DATA FOR THIS TASK -
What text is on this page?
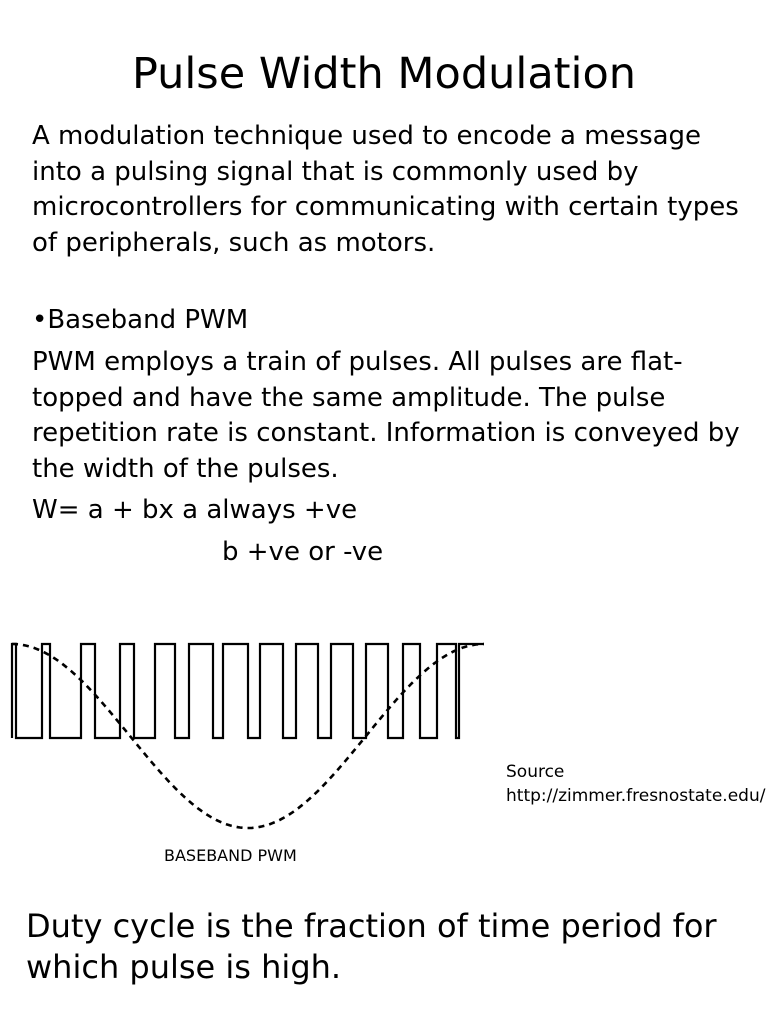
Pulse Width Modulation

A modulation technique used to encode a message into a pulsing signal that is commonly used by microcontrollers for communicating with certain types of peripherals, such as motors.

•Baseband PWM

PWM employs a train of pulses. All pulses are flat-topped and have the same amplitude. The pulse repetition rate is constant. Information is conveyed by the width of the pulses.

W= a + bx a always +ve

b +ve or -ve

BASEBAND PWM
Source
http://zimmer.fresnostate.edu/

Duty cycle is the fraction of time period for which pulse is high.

...

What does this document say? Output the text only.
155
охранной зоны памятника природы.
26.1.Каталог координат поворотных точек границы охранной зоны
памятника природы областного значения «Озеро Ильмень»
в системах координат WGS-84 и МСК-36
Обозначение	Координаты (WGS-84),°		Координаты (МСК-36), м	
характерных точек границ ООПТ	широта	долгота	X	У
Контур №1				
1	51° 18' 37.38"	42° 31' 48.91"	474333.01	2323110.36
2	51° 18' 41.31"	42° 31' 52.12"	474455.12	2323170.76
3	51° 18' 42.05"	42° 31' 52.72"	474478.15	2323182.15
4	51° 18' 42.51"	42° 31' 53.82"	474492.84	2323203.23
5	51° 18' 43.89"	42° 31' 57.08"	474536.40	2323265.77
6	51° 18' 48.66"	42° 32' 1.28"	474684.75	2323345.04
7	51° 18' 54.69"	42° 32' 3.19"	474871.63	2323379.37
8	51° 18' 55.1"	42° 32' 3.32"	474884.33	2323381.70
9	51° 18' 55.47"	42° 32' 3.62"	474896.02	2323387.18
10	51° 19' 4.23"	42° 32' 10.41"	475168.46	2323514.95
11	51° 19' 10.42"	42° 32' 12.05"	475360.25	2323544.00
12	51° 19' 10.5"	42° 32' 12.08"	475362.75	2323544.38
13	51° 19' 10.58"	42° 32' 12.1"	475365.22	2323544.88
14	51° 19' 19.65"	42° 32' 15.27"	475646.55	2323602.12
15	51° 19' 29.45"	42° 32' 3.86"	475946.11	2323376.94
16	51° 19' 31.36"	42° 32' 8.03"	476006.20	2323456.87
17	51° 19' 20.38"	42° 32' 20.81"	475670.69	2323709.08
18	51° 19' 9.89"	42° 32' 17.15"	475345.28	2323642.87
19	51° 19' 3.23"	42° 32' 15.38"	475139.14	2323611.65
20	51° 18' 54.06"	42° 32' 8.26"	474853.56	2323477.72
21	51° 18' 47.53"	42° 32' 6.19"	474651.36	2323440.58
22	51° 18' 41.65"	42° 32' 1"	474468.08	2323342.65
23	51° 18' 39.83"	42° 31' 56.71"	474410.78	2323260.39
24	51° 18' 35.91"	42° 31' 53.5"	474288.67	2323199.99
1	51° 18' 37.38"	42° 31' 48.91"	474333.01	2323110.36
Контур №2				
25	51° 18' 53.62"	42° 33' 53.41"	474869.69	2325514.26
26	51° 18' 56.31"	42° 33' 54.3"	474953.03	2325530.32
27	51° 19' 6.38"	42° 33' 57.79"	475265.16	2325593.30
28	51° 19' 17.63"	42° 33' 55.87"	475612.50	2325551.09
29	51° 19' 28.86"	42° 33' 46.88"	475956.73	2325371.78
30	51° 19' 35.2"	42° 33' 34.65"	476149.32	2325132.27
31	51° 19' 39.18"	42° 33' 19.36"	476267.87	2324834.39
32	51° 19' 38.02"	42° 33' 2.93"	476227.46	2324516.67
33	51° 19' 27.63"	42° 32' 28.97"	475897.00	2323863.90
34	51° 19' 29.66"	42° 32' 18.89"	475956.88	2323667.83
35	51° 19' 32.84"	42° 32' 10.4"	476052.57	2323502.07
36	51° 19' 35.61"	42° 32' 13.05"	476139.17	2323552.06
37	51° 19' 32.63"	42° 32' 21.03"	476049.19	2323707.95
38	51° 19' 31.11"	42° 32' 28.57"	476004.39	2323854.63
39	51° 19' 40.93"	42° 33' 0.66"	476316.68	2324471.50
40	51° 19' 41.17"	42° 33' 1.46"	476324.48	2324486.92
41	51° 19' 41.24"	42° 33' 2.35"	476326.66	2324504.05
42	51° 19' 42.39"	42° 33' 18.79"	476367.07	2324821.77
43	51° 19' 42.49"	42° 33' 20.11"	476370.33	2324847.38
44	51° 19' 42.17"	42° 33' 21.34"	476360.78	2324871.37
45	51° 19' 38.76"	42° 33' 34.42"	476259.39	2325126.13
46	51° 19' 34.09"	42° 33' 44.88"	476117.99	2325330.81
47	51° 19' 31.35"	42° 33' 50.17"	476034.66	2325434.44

* * *

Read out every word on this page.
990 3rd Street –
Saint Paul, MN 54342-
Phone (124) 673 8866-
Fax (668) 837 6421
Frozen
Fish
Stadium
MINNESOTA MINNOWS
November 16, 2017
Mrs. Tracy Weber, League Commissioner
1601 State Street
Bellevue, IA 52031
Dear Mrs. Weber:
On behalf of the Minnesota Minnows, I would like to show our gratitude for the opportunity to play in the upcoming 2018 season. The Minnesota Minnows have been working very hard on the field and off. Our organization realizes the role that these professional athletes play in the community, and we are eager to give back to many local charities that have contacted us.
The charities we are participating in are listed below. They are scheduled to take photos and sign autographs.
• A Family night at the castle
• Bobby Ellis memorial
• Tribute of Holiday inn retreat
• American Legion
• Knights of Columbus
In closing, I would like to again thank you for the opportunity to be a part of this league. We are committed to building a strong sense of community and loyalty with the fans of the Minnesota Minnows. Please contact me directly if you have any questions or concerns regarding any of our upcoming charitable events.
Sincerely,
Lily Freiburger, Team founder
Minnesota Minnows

TASK DETAILS -
Select and copy every line of the material that holds the string "like".

TASK OUTPUT -
On behalf of the Minnesota Minnows, I would like to show our gratitude for the opportunity to play in the upcoming 2018 season. The Minnesota Minnows have been working very hard on the field and off. Our organization realizes the role that these professional athletes play in the community, and we are eager to give back to many local charities that have contacted us.
In closing, I would like to again thank you for the opportunity to be a part of this league. We are committed to building a strong sense of community and loyalty with the fans of the Minnesota Minnows. Please contact me directly if you have any questions or concerns regarding any of our upcoming charitable events.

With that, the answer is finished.